Return all of the lines below exactly as they are.

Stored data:

## begin

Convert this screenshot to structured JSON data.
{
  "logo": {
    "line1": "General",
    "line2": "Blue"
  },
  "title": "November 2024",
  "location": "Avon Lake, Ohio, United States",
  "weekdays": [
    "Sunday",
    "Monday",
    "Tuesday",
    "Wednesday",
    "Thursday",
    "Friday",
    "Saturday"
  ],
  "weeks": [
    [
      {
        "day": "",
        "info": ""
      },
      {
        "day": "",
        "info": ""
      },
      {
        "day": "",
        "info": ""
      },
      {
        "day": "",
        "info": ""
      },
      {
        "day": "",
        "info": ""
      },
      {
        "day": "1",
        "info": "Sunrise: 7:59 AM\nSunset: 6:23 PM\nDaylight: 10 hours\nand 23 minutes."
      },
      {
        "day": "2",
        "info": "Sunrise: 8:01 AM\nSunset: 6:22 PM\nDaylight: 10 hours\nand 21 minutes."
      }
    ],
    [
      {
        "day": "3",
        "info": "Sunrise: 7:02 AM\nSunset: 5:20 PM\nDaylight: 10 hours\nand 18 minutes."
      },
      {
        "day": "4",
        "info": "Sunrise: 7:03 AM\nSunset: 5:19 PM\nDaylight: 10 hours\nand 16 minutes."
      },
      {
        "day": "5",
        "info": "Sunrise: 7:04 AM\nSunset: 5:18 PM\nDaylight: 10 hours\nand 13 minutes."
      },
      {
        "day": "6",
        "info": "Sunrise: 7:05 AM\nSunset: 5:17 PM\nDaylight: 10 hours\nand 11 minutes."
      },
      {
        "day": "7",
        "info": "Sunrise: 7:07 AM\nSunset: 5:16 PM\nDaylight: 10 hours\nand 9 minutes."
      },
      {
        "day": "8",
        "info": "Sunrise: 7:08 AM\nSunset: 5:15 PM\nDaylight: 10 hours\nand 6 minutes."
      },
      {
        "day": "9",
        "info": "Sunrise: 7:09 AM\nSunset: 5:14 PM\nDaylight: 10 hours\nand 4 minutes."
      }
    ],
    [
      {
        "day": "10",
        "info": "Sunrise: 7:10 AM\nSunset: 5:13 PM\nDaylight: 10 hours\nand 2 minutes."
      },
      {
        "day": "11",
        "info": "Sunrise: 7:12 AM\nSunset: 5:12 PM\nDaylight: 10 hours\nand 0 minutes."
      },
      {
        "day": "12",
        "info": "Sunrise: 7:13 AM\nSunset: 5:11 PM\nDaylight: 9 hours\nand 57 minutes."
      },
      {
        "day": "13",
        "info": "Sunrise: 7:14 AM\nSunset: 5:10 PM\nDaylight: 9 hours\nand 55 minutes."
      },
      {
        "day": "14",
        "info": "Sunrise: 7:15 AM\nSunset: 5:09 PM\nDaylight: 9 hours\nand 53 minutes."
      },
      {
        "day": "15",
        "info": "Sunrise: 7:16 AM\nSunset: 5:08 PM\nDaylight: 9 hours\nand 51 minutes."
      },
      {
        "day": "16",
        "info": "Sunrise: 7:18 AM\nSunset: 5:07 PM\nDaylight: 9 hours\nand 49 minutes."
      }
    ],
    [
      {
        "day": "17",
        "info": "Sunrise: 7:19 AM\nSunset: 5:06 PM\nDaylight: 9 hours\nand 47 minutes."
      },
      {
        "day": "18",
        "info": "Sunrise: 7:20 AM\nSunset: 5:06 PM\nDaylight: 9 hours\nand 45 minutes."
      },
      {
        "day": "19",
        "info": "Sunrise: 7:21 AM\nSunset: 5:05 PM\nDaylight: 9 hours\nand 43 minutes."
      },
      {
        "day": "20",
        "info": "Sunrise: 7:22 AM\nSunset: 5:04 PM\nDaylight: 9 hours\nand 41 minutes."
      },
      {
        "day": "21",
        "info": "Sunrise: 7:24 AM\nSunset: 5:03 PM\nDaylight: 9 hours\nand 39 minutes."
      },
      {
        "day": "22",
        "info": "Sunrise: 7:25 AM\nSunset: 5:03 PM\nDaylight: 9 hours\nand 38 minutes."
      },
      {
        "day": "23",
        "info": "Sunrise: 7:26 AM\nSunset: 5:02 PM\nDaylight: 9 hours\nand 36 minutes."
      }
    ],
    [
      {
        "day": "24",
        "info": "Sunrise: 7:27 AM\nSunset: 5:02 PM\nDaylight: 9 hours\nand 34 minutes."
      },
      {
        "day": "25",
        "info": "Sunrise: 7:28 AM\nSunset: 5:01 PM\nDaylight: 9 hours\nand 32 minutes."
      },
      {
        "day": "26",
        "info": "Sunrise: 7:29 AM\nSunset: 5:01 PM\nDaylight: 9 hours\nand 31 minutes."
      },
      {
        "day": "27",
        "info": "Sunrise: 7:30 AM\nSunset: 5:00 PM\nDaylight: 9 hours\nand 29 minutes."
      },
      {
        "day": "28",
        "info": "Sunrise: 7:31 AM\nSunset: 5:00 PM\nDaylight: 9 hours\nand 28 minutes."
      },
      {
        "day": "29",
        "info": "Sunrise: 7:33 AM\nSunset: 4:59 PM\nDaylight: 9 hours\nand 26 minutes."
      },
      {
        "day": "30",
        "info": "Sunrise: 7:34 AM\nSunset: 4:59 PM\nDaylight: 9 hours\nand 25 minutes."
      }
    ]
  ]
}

## end

- Exercise response
Convert this screenshot to structured JSON data.
{
  "logo": {
    "line1": "General",
    "line2": "Blue"
  },
  "title": "November 2024",
  "location": "Avon Lake, Ohio, United States",
  "weekdays": [
    "Sunday",
    "Monday",
    "Tuesday",
    "Wednesday",
    "Thursday",
    "Friday",
    "Saturday"
  ],
  "weeks": [
    [
      {
        "day": "",
        "info": ""
      },
      {
        "day": "",
        "info": ""
      },
      {
        "day": "",
        "info": ""
      },
      {
        "day": "",
        "info": ""
      },
      {
        "day": "",
        "info": ""
      },
      {
        "day": "1",
        "info": "Sunrise: 7:59 AM\nSunset: 6:23 PM\nDaylight: 10 hours\nand 23 minutes."
      },
      {
        "day": "2",
        "info": "Sunrise: 8:01 AM\nSunset: 6:22 PM\nDaylight: 10 hours\nand 21 minutes."
      }
    ],
    [
      {
        "day": "3",
        "info": "Sunrise: 7:02 AM\nSunset: 5:20 PM\nDaylight: 10 hours\nand 18 minutes."
      },
      {
        "day": "4",
        "info": "Sunrise: 7:03 AM\nSunset: 5:19 PM\nDaylight: 10 hours\nand 16 minutes."
      },
      {
        "day": "5",
        "info": "Sunrise: 7:04 AM\nSunset: 5:18 PM\nDaylight: 10 hours\nand 13 minutes."
      },
      {
        "day": "6",
        "info": "Sunrise: 7:05 AM\nSunset: 5:17 PM\nDaylight: 10 hours\nand 11 minutes."
      },
      {
        "day": "7",
        "info": "Sunrise: 7:07 AM\nSunset: 5:16 PM\nDaylight: 10 hours\nand 9 minutes."
      },
      {
        "day": "8",
        "info": "Sunrise: 7:08 AM\nSunset: 5:15 PM\nDaylight: 10 hours\nand 6 minutes."
      },
      {
        "day": "9",
        "info": "Sunrise: 7:09 AM\nSunset: 5:14 PM\nDaylight: 10 hours\nand 4 minutes."
      }
    ],
    [
      {
        "day": "10",
        "info": "Sunrise: 7:10 AM\nSunset: 5:13 PM\nDaylight: 10 hours\nand 2 minutes."
      },
      {
        "day": "11",
        "info": "Sunrise: 7:12 AM\nSunset: 5:12 PM\nDaylight: 10 hours\nand 0 minutes."
      },
      {
        "day": "12",
        "info": "Sunrise: 7:13 AM\nSunset: 5:11 PM\nDaylight: 9 hours\nand 57 minutes."
      },
      {
        "day": "13",
        "info": "Sunrise: 7:14 AM\nSunset: 5:10 PM\nDaylight: 9 hours\nand 55 minutes."
      },
      {
        "day": "14",
        "info": "Sunrise: 7:15 AM\nSunset: 5:09 PM\nDaylight: 9 hours\nand 53 minutes."
      },
      {
        "day": "15",
        "info": "Sunrise: 7:16 AM\nSunset: 5:08 PM\nDaylight: 9 hours\nand 51 minutes."
      },
      {
        "day": "16",
        "info": "Sunrise: 7:18 AM\nSunset: 5:07 PM\nDaylight: 9 hours\nand 49 minutes."
      }
    ],
    [
      {
        "day": "17",
        "info": "Sunrise: 7:19 AM\nSunset: 5:06 PM\nDaylight: 9 hours\nand 47 minutes."
      },
      {
        "day": "18",
        "info": "Sunrise: 7:20 AM\nSunset: 5:06 PM\nDaylight: 9 hours\nand 45 minutes."
      },
      {
        "day": "19",
        "info": "Sunrise: 7:21 AM\nSunset: 5:05 PM\nDaylight: 9 hours\nand 43 minutes."
      },
      {
        "day": "20",
        "info": "Sunrise: 7:22 AM\nSunset: 5:04 PM\nDaylight: 9 hours\nand 41 minutes."
      },
      {
        "day": "21",
        "info": "Sunrise: 7:24 AM\nSunset: 5:03 PM\nDaylight: 9 hours\nand 39 minutes."
      },
      {
        "day": "22",
        "info": "Sunrise: 7:25 AM\nSunset: 5:03 PM\nDaylight: 9 hours\nand 38 minutes."
      },
      {
        "day": "23",
        "info": "Sunrise: 7:26 AM\nSunset: 5:02 PM\nDaylight: 9 hours\nand 36 minutes."
      }
    ],
    [
      {
        "day": "24",
        "info": "Sunrise: 7:27 AM\nSunset: 5:02 PM\nDaylight: 9 hours\nand 34 minutes."
      },
      {
        "day": "25",
        "info": "Sunrise: 7:28 AM\nSunset: 5:01 PM\nDaylight: 9 hours\nand 32 minutes."
      },
      {
        "day": "26",
        "info": "Sunrise: 7:29 AM\nSunset: 5:01 PM\nDaylight: 9 hours\nand 31 minutes."
      },
      {
        "day": "27",
        "info": "Sunrise: 7:30 AM\nSunset: 5:00 PM\nDaylight: 9 hours\nand 29 minutes."
      },
      {
        "day": "28",
        "info": "Sunrise: 7:31 AM\nSunset: 5:00 PM\nDaylight: 9 hours\nand 28 minutes."
      },
      {
        "day": "29",
        "info": "Sunrise: 7:33 AM\nSunset: 4:59 PM\nDaylight: 9 hours\nand 26 minutes."
      },
      {
        "day": "30",
        "info": "Sunrise: 7:34 AM\nSunset: 4:59 PM\nDaylight: 9 hours\nand 25 minutes."
      }
    ]
  ]
}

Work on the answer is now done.